**WORK TO BE COMPLETED**.
Write out every record below exactly as it appears.

**MATERIAL TO PROCESS**.
—————

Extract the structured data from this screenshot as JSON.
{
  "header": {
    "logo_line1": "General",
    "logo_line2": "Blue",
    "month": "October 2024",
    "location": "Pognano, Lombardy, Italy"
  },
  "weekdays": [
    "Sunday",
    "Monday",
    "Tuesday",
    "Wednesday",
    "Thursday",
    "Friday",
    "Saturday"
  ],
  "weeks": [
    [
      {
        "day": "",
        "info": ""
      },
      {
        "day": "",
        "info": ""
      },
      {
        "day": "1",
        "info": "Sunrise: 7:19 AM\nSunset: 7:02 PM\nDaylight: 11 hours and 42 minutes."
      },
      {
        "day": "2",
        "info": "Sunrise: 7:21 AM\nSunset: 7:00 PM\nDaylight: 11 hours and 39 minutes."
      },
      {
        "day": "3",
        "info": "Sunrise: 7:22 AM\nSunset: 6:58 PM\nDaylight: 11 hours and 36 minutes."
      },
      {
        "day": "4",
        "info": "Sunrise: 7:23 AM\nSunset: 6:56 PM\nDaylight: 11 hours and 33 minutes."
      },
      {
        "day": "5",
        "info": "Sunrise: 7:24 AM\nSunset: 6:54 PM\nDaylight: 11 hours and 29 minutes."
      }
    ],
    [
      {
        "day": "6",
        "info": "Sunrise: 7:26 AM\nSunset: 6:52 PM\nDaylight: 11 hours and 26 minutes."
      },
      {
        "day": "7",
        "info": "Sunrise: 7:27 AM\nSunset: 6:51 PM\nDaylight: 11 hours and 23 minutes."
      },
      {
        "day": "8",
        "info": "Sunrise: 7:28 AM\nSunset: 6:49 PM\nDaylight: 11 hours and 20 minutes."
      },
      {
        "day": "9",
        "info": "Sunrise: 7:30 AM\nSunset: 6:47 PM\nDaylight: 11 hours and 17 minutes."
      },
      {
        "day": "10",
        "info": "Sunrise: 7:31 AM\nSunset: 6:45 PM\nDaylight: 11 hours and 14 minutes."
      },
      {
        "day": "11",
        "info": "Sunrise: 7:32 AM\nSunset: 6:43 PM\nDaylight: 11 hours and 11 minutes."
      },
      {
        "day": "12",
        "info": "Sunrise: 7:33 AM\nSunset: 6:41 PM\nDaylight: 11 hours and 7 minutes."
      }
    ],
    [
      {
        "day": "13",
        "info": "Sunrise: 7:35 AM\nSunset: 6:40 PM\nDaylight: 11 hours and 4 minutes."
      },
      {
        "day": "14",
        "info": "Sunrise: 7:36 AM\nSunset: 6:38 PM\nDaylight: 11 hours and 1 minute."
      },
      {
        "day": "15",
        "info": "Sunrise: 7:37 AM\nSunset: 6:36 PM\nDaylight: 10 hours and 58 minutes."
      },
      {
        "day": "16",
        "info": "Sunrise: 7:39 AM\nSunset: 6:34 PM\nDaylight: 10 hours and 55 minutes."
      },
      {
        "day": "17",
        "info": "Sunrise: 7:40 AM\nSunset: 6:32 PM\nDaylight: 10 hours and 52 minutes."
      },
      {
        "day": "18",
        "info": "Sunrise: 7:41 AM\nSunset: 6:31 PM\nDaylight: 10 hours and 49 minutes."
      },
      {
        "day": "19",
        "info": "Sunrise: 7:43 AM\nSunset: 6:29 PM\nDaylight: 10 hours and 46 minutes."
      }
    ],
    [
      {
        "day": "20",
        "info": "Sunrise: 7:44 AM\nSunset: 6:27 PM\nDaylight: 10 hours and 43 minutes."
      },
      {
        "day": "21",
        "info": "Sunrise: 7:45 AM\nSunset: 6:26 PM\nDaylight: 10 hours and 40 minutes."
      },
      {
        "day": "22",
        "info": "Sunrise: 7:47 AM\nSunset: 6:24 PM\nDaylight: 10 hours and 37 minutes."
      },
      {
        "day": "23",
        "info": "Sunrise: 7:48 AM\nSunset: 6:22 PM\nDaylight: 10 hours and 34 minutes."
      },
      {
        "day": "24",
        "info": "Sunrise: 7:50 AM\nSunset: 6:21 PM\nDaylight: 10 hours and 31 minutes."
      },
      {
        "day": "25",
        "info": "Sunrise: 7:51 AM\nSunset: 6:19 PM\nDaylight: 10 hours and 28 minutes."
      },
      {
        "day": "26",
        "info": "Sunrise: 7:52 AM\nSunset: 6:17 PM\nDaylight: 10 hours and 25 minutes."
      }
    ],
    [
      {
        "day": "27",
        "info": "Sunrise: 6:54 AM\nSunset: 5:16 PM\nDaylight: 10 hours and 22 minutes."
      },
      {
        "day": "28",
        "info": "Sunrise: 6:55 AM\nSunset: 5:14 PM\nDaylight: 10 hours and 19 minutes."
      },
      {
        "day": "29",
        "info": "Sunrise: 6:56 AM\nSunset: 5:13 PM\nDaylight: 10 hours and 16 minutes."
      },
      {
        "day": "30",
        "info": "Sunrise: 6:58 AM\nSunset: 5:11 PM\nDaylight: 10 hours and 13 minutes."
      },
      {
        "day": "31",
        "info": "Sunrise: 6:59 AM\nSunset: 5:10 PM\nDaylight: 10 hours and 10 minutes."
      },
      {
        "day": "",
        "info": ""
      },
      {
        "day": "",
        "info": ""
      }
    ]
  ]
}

—————

**OUTPUT OF THE EXERCISE**.
Extract the structured data from this screenshot as JSON.
{
  "header": {
    "logo_line1": "General",
    "logo_line2": "Blue",
    "month": "October 2024",
    "location": "Pognano, Lombardy, Italy"
  },
  "weekdays": [
    "Sunday",
    "Monday",
    "Tuesday",
    "Wednesday",
    "Thursday",
    "Friday",
    "Saturday"
  ],
  "weeks": [
    [
      {
        "day": "",
        "info": ""
      },
      {
        "day": "",
        "info": ""
      },
      {
        "day": "1",
        "info": "Sunrise: 7:19 AM\nSunset: 7:02 PM\nDaylight: 11 hours and 42 minutes."
      },
      {
        "day": "2",
        "info": "Sunrise: 7:21 AM\nSunset: 7:00 PM\nDaylight: 11 hours and 39 minutes."
      },
      {
        "day": "3",
        "info": "Sunrise: 7:22 AM\nSunset: 6:58 PM\nDaylight: 11 hours and 36 minutes."
      },
      {
        "day": "4",
        "info": "Sunrise: 7:23 AM\nSunset: 6:56 PM\nDaylight: 11 hours and 33 minutes."
      },
      {
        "day": "5",
        "info": "Sunrise: 7:24 AM\nSunset: 6:54 PM\nDaylight: 11 hours and 29 minutes."
      }
    ],
    [
      {
        "day": "6",
        "info": "Sunrise: 7:26 AM\nSunset: 6:52 PM\nDaylight: 11 hours and 26 minutes."
      },
      {
        "day": "7",
        "info": "Sunrise: 7:27 AM\nSunset: 6:51 PM\nDaylight: 11 hours and 23 minutes."
      },
      {
        "day": "8",
        "info": "Sunrise: 7:28 AM\nSunset: 6:49 PM\nDaylight: 11 hours and 20 minutes."
      },
      {
        "day": "9",
        "info": "Sunrise: 7:30 AM\nSunset: 6:47 PM\nDaylight: 11 hours and 17 minutes."
      },
      {
        "day": "10",
        "info": "Sunrise: 7:31 AM\nSunset: 6:45 PM\nDaylight: 11 hours and 14 minutes."
      },
      {
        "day": "11",
        "info": "Sunrise: 7:32 AM\nSunset: 6:43 PM\nDaylight: 11 hours and 11 minutes."
      },
      {
        "day": "12",
        "info": "Sunrise: 7:33 AM\nSunset: 6:41 PM\nDaylight: 11 hours and 7 minutes."
      }
    ],
    [
      {
        "day": "13",
        "info": "Sunrise: 7:35 AM\nSunset: 6:40 PM\nDaylight: 11 hours and 4 minutes."
      },
      {
        "day": "14",
        "info": "Sunrise: 7:36 AM\nSunset: 6:38 PM\nDaylight: 11 hours and 1 minute."
      },
      {
        "day": "15",
        "info": "Sunrise: 7:37 AM\nSunset: 6:36 PM\nDaylight: 10 hours and 58 minutes."
      },
      {
        "day": "16",
        "info": "Sunrise: 7:39 AM\nSunset: 6:34 PM\nDaylight: 10 hours and 55 minutes."
      },
      {
        "day": "17",
        "info": "Sunrise: 7:40 AM\nSunset: 6:32 PM\nDaylight: 10 hours and 52 minutes."
      },
      {
        "day": "18",
        "info": "Sunrise: 7:41 AM\nSunset: 6:31 PM\nDaylight: 10 hours and 49 minutes."
      },
      {
        "day": "19",
        "info": "Sunrise: 7:43 AM\nSunset: 6:29 PM\nDaylight: 10 hours and 46 minutes."
      }
    ],
    [
      {
        "day": "20",
        "info": "Sunrise: 7:44 AM\nSunset: 6:27 PM\nDaylight: 10 hours and 43 minutes."
      },
      {
        "day": "21",
        "info": "Sunrise: 7:45 AM\nSunset: 6:26 PM\nDaylight: 10 hours and 40 minutes."
      },
      {
        "day": "22",
        "info": "Sunrise: 7:47 AM\nSunset: 6:24 PM\nDaylight: 10 hours and 37 minutes."
      },
      {
        "day": "23",
        "info": "Sunrise: 7:48 AM\nSunset: 6:22 PM\nDaylight: 10 hours and 34 minutes."
      },
      {
        "day": "24",
        "info": "Sunrise: 7:50 AM\nSunset: 6:21 PM\nDaylight: 10 hours and 31 minutes."
      },
      {
        "day": "25",
        "info": "Sunrise: 7:51 AM\nSunset: 6:19 PM\nDaylight: 10 hours and 28 minutes."
      },
      {
        "day": "26",
        "info": "Sunrise: 7:52 AM\nSunset: 6:17 PM\nDaylight: 10 hours and 25 minutes."
      }
    ],
    [
      {
        "day": "27",
        "info": "Sunrise: 6:54 AM\nSunset: 5:16 PM\nDaylight: 10 hours and 22 minutes."
      },
      {
        "day": "28",
        "info": "Sunrise: 6:55 AM\nSunset: 5:14 PM\nDaylight: 10 hours and 19 minutes."
      },
      {
        "day": "29",
        "info": "Sunrise: 6:56 AM\nSunset: 5:13 PM\nDaylight: 10 hours and 16 minutes."
      },
      {
        "day": "30",
        "info": "Sunrise: 6:58 AM\nSunset: 5:11 PM\nDaylight: 10 hours and 13 minutes."
      },
      {
        "day": "31",
        "info": "Sunrise: 6:59 AM\nSunset: 5:10 PM\nDaylight: 10 hours and 10 minutes."
      },
      {
        "day": "",
        "info": ""
      },
      {
        "day": "",
        "info": ""
      }
    ]
  ]
}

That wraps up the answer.